Input records >>

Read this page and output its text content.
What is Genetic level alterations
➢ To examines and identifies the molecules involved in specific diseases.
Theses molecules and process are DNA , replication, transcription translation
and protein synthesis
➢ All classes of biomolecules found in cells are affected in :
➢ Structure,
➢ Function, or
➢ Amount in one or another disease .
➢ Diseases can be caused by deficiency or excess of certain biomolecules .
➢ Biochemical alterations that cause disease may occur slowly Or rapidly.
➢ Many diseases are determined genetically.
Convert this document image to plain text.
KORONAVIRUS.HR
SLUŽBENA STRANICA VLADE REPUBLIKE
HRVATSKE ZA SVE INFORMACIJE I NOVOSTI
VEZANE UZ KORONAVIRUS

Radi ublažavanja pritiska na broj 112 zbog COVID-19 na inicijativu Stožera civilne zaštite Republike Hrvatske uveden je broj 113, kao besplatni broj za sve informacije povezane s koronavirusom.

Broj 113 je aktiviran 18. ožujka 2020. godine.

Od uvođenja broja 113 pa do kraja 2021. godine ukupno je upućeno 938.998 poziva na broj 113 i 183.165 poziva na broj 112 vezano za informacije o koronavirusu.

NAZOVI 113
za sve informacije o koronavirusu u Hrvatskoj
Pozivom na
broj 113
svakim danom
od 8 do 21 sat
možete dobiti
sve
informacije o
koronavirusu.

* * *

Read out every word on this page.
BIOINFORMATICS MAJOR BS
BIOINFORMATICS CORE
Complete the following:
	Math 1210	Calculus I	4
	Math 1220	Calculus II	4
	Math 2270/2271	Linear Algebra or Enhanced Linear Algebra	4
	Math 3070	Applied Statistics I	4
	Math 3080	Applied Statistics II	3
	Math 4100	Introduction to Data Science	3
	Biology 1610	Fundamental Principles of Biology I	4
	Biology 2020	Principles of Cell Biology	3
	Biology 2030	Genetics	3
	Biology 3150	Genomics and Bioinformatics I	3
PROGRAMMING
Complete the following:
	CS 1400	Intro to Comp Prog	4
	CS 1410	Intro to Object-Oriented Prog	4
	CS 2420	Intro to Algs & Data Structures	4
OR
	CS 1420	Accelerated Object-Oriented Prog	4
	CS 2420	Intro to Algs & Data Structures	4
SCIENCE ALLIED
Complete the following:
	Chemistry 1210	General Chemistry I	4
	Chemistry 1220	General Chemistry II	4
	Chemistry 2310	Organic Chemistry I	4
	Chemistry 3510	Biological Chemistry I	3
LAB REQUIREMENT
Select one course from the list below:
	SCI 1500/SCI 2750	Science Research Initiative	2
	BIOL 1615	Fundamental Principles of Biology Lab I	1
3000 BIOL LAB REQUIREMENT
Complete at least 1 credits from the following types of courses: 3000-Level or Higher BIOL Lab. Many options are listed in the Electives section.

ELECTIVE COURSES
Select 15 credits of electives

==

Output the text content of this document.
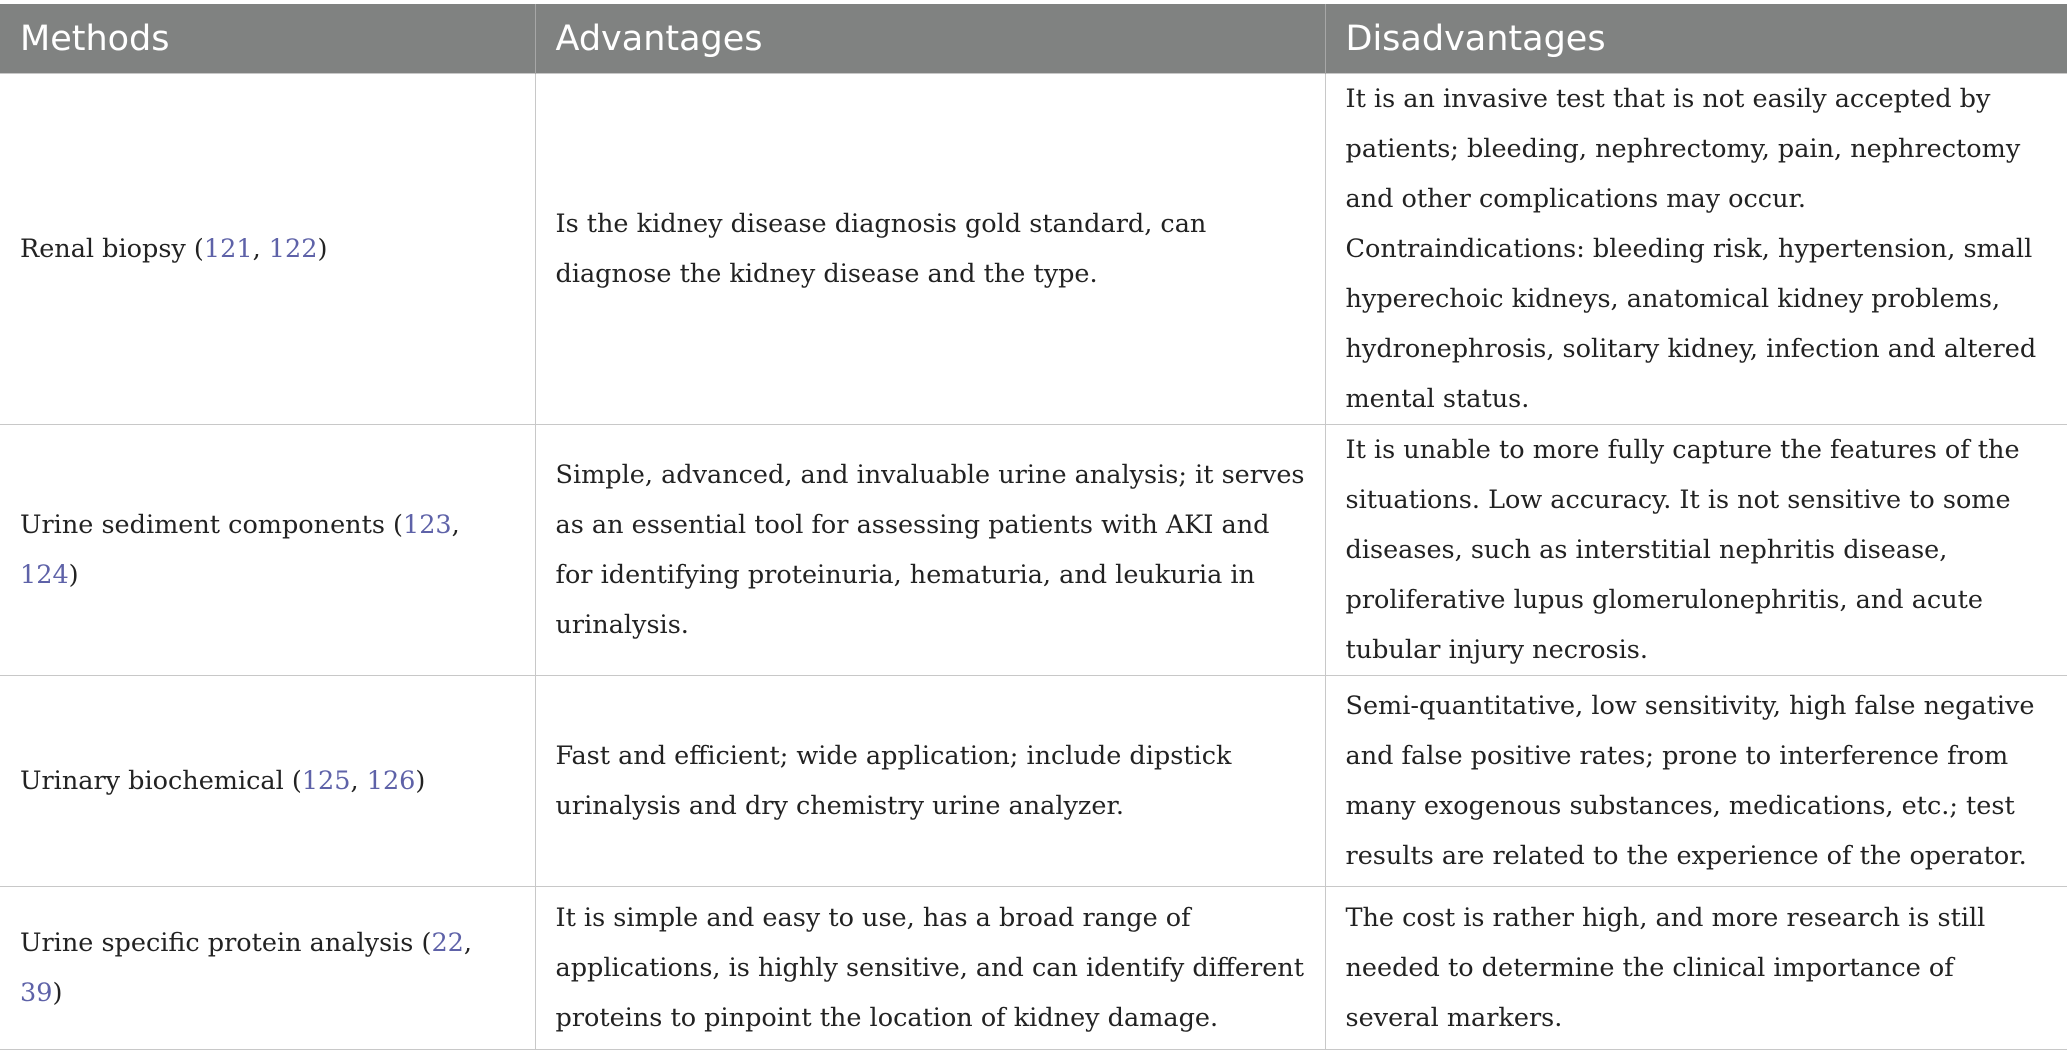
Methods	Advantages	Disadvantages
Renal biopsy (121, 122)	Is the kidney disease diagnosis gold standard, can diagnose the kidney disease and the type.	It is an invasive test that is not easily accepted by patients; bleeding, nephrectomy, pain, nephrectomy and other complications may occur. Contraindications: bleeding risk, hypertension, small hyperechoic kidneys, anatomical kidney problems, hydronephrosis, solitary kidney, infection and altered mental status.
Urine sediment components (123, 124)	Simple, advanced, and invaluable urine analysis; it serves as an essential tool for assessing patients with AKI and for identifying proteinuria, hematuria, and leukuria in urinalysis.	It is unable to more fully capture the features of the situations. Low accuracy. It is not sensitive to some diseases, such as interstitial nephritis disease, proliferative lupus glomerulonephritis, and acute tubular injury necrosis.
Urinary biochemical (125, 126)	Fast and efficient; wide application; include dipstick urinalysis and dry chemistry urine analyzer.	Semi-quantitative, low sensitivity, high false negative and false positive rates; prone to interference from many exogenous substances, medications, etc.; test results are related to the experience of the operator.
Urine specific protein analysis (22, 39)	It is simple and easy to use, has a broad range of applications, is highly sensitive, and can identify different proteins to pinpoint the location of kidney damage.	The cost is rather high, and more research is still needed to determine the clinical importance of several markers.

Task prompt >> Return every line of the material in which the word "this" is found.

Response area >>
Read this page and output its text content.
Convert this document image to plain text.
Read out every word on this page.
Output the text content of this document.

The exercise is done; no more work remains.